** Start of Supplied material **

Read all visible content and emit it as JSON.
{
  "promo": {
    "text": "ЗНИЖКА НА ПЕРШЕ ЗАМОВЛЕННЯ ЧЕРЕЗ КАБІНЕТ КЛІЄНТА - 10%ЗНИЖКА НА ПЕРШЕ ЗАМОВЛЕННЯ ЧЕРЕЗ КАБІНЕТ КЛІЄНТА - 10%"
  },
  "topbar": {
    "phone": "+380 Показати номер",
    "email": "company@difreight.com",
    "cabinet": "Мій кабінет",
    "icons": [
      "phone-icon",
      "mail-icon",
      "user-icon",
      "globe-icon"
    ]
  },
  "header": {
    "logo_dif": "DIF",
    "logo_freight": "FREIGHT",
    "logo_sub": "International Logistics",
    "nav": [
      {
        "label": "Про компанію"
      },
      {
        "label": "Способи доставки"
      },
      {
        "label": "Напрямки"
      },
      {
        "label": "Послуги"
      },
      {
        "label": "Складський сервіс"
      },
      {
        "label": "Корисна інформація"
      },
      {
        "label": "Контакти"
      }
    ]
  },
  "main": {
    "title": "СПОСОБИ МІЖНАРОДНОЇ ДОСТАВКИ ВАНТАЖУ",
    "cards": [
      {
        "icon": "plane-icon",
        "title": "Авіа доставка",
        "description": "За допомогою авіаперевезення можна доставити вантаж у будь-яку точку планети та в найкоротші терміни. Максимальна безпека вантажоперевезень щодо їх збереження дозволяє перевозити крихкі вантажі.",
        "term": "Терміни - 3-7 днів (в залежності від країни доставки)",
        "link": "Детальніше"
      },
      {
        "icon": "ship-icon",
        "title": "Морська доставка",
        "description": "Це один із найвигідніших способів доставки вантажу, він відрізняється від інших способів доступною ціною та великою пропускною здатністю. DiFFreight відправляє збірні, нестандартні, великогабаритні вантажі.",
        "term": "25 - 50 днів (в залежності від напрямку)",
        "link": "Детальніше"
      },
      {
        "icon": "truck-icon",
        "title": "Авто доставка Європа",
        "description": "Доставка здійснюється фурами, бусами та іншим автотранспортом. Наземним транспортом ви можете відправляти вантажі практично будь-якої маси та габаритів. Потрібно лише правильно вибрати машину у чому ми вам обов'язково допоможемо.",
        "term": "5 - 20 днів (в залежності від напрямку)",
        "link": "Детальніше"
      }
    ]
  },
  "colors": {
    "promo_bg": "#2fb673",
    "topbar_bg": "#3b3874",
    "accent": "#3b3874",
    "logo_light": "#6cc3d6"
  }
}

** End of Supplied material **

Copy every line above that holds the word "title".

    "title": "СПОСОБИ МІЖНАРОДНОЇ ДОСТАВКИ ВАНТАЖУ",
        "title": "Авіа доставка",
        "title": "Морська доставка",
        "title": "Авто доставка Європа",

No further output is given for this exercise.